> Stated exercise
Restate the full set of records exactly, word for word.

> Dataset
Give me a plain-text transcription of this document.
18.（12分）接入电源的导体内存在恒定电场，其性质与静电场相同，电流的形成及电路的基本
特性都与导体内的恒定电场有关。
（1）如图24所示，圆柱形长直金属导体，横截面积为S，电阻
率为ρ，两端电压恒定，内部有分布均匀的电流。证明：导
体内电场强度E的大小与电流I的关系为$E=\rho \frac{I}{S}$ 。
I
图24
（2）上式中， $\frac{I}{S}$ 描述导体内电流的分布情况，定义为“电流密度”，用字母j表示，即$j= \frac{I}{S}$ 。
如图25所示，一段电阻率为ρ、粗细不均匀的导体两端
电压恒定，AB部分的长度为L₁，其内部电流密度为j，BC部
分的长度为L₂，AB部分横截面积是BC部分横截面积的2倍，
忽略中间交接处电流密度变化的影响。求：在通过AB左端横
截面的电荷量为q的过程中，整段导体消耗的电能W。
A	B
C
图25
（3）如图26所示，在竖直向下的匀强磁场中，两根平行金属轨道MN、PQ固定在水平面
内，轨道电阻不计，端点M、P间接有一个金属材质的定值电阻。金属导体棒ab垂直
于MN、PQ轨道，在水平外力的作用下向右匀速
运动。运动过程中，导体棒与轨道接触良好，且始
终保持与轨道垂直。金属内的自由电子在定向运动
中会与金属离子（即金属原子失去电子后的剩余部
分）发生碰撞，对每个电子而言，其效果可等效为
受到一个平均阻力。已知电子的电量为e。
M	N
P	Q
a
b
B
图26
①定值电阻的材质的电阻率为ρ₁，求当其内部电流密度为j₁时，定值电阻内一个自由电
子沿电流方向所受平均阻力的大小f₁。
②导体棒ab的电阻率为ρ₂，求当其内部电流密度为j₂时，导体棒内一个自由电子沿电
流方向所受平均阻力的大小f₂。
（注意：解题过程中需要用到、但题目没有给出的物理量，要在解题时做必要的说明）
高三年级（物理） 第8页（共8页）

> Solution to the problem
Give me a plain-text transcription of this document.
18.（12分）接入电源的导体内存在恒定电场，其性质与静电场相同，电流的形成及电路的基本
特性都与导体内的恒定电场有关。
（1）如图24所示，圆柱形长直金属导体，横截面积为S，电阻
率为ρ，两端电压恒定，内部有分布均匀的电流。证明：导
体内电场强度E的大小与电流I的关系为$E=\rho \frac{I}{S}$ 。
I
图24
（2）上式中， $\frac{I}{S}$ 描述导体内电流的分布情况，定义为“电流密度”，用字母j表示，即$j= \frac{I}{S}$ 。
如图25所示，一段电阻率为ρ、粗细不均匀的导体两端
电压恒定，AB部分的长度为L₁，其内部电流密度为j，BC部
分的长度为L₂，AB部分横截面积是BC部分横截面积的2倍，
忽略中间交接处电流密度变化的影响。求：在通过AB左端横
截面的电荷量为q的过程中，整段导体消耗的电能W。
A	B
C
图25
（3）如图26所示，在竖直向下的匀强磁场中，两根平行金属轨道MN、PQ固定在水平面
内，轨道电阻不计，端点M、P间接有一个金属材质的定值电阻。金属导体棒ab垂直
于MN、PQ轨道，在水平外力的作用下向右匀速
运动。运动过程中，导体棒与轨道接触良好，且始
终保持与轨道垂直。金属内的自由电子在定向运动
中会与金属离子（即金属原子失去电子后的剩余部
分）发生碰撞，对每个电子而言，其效果可等效为
受到一个平均阻力。已知电子的电量为e。
M	N
P	Q
a
b
B
图26
①定值电阻的材质的电阻率为ρ₁，求当其内部电流密度为j₁时，定值电阻内一个自由电
子沿电流方向所受平均阻力的大小f₁。
②导体棒ab的电阻率为ρ₂，求当其内部电流密度为j₂时，导体棒内一个自由电子沿电
流方向所受平均阻力的大小f₂。
（注意：解题过程中需要用到、但题目没有给出的物理量，要在解题时做必要的说明）
高三年级（物理） 第8页（共8页）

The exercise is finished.